A run of records =
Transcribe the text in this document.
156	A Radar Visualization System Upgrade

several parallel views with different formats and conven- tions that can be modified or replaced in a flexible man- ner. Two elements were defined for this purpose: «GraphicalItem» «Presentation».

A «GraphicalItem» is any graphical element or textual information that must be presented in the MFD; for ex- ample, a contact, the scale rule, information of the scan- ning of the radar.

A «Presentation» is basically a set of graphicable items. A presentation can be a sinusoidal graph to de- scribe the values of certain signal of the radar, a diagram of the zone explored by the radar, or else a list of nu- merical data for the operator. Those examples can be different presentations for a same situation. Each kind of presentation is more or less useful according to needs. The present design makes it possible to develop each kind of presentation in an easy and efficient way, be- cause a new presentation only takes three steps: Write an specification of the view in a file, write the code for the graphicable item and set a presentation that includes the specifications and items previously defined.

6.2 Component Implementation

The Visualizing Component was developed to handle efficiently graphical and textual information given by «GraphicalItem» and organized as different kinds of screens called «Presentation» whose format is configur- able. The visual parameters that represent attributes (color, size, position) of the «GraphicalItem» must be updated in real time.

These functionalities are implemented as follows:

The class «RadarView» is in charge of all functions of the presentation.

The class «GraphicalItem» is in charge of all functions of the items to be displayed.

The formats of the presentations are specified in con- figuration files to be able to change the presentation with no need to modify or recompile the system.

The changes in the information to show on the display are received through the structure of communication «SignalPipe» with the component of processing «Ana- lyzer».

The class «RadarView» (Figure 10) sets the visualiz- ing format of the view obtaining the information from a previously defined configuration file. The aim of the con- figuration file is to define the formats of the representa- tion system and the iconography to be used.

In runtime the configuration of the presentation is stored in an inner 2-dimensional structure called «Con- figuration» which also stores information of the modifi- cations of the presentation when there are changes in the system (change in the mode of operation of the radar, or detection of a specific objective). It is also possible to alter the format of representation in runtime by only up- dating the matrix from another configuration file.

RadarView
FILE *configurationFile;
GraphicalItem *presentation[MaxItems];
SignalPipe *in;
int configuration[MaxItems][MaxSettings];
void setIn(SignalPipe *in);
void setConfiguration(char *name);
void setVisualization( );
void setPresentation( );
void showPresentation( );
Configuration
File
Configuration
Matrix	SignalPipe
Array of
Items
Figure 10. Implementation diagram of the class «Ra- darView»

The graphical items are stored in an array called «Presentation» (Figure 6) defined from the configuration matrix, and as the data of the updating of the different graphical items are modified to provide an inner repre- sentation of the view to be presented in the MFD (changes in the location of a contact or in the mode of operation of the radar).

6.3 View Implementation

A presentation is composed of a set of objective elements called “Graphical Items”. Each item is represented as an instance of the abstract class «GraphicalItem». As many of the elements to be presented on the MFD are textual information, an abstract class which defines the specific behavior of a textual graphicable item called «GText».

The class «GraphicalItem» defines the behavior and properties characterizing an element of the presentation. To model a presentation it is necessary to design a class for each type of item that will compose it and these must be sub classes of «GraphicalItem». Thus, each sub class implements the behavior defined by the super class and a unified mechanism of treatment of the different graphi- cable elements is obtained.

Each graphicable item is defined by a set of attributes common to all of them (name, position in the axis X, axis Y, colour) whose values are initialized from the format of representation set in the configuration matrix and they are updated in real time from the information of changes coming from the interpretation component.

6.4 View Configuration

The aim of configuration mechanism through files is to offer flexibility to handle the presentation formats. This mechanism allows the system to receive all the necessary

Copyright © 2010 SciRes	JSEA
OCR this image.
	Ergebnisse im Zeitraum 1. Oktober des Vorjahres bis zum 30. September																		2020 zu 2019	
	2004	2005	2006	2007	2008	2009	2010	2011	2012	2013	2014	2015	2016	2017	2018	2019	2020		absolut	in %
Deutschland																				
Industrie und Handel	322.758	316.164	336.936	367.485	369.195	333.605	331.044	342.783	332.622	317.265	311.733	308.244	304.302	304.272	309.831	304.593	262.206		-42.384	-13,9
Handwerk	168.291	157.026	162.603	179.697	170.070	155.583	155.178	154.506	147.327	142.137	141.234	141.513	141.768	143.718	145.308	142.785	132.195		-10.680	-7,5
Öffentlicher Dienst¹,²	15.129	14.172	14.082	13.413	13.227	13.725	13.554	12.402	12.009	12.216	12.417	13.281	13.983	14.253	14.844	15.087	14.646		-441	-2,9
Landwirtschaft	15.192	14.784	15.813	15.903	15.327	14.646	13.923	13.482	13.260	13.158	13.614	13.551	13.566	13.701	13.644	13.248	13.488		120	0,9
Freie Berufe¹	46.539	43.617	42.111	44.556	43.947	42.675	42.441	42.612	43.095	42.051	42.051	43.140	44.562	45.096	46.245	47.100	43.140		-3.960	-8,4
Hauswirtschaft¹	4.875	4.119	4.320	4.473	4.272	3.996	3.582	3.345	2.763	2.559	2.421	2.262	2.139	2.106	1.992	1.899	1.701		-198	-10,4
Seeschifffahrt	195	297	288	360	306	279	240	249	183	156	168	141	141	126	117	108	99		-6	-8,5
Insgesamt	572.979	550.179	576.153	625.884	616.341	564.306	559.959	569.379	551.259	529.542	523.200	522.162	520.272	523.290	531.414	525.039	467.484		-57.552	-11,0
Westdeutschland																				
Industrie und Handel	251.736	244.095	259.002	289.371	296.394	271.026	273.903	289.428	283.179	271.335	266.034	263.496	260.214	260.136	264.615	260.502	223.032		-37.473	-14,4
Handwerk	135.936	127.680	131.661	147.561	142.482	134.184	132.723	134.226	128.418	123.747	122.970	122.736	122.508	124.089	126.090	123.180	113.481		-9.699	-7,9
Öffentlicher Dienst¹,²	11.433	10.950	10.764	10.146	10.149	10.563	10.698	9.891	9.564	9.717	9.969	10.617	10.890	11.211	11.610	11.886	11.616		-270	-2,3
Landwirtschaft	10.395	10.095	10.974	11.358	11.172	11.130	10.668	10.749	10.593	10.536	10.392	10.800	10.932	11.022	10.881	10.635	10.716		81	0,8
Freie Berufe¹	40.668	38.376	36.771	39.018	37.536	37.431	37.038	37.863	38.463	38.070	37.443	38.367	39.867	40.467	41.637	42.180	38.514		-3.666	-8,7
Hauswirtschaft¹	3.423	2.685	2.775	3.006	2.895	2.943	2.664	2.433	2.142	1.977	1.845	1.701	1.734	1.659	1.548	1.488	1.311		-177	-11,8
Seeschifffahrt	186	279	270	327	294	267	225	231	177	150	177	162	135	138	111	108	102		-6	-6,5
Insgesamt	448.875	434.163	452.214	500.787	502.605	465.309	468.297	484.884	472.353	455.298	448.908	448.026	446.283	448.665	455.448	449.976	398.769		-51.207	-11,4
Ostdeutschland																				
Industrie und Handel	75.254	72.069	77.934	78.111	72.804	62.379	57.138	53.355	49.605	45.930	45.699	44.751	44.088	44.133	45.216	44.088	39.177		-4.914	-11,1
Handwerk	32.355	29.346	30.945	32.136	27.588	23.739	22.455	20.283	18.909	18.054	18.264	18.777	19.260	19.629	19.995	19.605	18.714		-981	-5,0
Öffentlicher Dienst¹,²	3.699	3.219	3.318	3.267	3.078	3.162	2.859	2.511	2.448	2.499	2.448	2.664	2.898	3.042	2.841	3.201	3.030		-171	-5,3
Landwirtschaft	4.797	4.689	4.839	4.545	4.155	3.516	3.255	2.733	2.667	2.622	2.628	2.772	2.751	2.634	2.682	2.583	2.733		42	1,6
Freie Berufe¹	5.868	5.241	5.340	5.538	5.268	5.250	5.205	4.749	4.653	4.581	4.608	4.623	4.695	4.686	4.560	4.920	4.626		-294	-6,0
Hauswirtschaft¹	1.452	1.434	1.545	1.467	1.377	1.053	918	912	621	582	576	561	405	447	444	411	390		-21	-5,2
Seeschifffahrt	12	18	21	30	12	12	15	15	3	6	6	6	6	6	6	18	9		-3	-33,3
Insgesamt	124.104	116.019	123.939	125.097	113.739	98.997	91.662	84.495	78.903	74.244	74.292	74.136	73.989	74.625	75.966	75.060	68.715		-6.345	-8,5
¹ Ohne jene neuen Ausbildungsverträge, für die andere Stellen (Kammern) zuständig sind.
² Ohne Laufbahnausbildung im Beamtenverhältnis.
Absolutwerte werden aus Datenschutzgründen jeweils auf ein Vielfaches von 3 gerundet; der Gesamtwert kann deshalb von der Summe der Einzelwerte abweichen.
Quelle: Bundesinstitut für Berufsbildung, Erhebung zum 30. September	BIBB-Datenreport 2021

JOB =
Find the word "called" and list each line it appears in.

WORKED SOLUTION =
The Visualizing Component was developed to handle efficiently graphical and textual information given by «GraphicalItem» and organized as different kinds of screens called «Presentation» whose format is configur- able. The visual parameters that represent attributes (color, size, position) of the «GraphicalItem» must be updated in real time.
In runtime the configuration of the presentation is stored in an inner 2-dimensional structure called «Con- figuration» which also stores information of the modifi- cations of the presentation when there are changes in the system (change in the mode of operation of the radar, or detection of a specific objective). It is also possible to alter the format of representation in runtime by only up- dating the matrix from another configuration file.
The graphical items are stored in an array called «Presentation» (Figure 6) defined from the configuration matrix, and as the data of the updating of the different graphical items are modified to provide an inner repre- sentation of the view to be presented in the MFD (changes in the location of a contact or in the mode of operation of the radar).
A presentation is composed of a set of objective elements called “Graphical Items”. Each item is represented as an instance of the abstract class «GraphicalItem». As many of the elements to be presented on the MFD are textual information, an abstract class which defines the specific behavior of a textual graphicable item called «GText».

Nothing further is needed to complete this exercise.